▶ _TO BE DONE_:
Copy out the whole listing exactly as written, leaving the pictures behind.

▶ _EXCERPTED RECORDS_:

⁂

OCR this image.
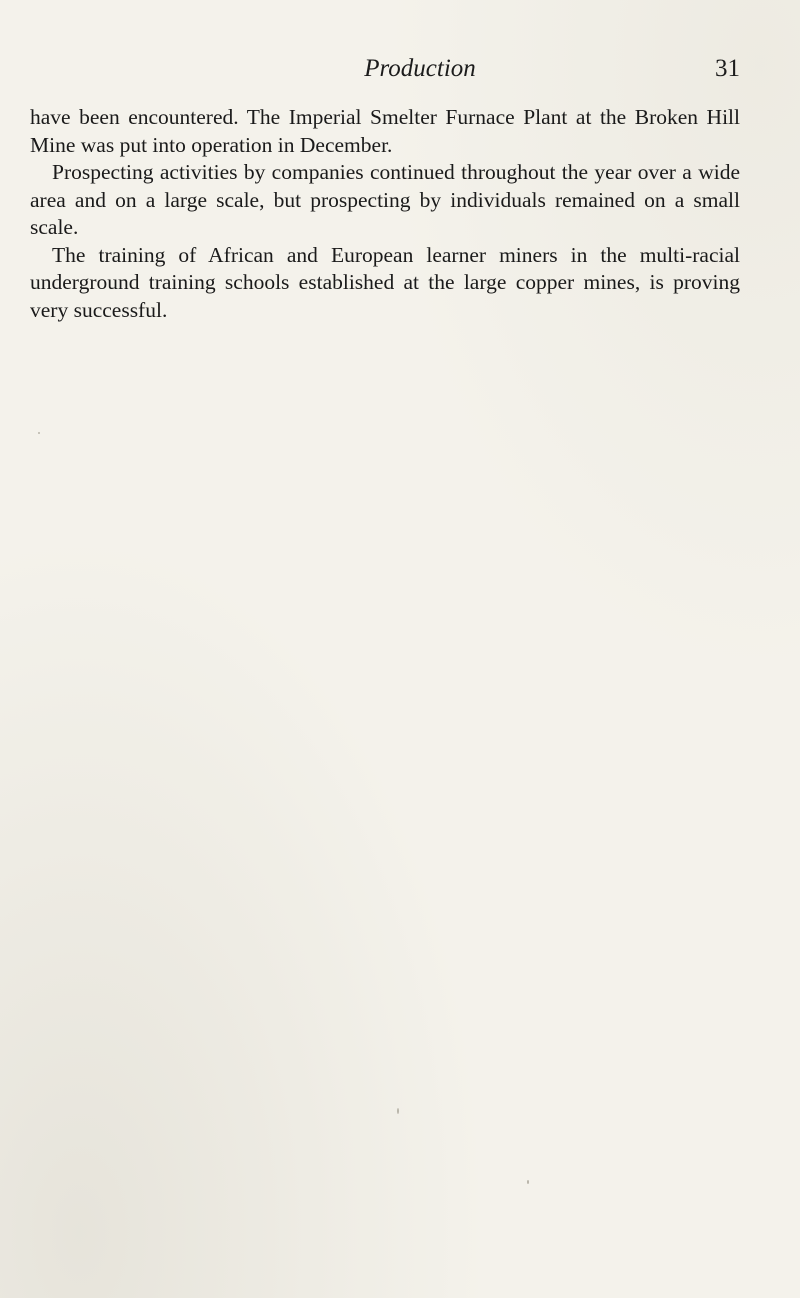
Production	31

have been encountered. The Imperial Smelter Furnace Plant at the Broken Hill Mine was put into operation in December.

Prospecting activities by companies continued throughout the year over a wide area and on a large scale, but prospecting by individuals remained on a small scale.

The training of African and European learner miners in the multi-racial underground training schools established at the large copper mines, is proving very successful.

⁂

▶ _TASK SOLUTION_:
OCR this image.
Production	31

have been encountered. The Imperial Smelter Furnace Plant at the Broken Hill Mine was put into operation in December.

Prospecting activities by companies continued throughout the year over a wide area and on a large scale, but prospecting by individuals remained on a small scale.

The training of African and European learner miners in the multi-racial underground training schools established at the large copper mines, is proving very successful.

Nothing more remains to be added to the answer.